A block of data:
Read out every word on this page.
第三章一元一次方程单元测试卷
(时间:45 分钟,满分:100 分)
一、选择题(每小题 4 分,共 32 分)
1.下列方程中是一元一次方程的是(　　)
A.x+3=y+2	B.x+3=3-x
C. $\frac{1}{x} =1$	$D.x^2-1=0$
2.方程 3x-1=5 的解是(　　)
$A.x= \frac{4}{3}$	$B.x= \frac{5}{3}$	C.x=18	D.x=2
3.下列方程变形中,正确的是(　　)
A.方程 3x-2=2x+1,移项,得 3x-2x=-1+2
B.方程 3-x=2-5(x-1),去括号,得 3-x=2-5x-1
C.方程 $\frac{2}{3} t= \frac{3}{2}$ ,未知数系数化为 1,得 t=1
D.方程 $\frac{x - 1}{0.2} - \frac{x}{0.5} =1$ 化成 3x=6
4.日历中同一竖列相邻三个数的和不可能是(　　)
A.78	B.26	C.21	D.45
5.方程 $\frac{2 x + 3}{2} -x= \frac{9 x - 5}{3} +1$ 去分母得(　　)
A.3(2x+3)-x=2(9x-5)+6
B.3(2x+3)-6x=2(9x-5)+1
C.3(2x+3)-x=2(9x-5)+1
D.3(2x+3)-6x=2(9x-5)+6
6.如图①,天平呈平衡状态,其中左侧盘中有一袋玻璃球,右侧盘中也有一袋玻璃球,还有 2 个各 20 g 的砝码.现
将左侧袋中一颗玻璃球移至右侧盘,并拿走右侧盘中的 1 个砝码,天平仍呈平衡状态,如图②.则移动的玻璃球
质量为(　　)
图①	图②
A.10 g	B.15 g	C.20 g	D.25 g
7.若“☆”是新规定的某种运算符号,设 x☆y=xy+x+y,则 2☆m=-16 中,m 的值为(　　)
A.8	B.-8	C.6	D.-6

INSTRUCTION:
Write out every line from the records above, word for word.

ANSWER TO THE TASK:
Read out every word on this page.
第三章一元一次方程单元测试卷
(时间:45 分钟,满分:100 分)
一、选择题(每小题 4 分,共 32 分)
1.下列方程中是一元一次方程的是(　　)
A.x+3=y+2	B.x+3=3-x
C. $\frac{1}{x} =1$	$D.x^2-1=0$
2.方程 3x-1=5 的解是(　　)
$A.x= \frac{4}{3}$	$B.x= \frac{5}{3}$	C.x=18	D.x=2
3.下列方程变形中,正确的是(　　)
A.方程 3x-2=2x+1,移项,得 3x-2x=-1+2
B.方程 3-x=2-5(x-1),去括号,得 3-x=2-5x-1
C.方程 $\frac{2}{3} t= \frac{3}{2}$ ,未知数系数化为 1,得 t=1
D.方程 $\frac{x - 1}{0.2} - \frac{x}{0.5} =1$ 化成 3x=6
4.日历中同一竖列相邻三个数的和不可能是(　　)
A.78	B.26	C.21	D.45
5.方程 $\frac{2 x + 3}{2} -x= \frac{9 x - 5}{3} +1$ 去分母得(　　)
A.3(2x+3)-x=2(9x-5)+6
B.3(2x+3)-6x=2(9x-5)+1
C.3(2x+3)-x=2(9x-5)+1
D.3(2x+3)-6x=2(9x-5)+6
6.如图①,天平呈平衡状态,其中左侧盘中有一袋玻璃球,右侧盘中也有一袋玻璃球,还有 2 个各 20 g 的砝码.现
将左侧袋中一颗玻璃球移至右侧盘,并拿走右侧盘中的 1 个砝码,天平仍呈平衡状态,如图②.则移动的玻璃球
质量为(　　)
图①	图②
A.10 g	B.15 g	C.20 g	D.25 g
7.若“☆”是新规定的某种运算符号,设 x☆y=xy+x+y,则 2☆m=-16 中,m 的值为(　　)
A.8	B.-8	C.6	D.-6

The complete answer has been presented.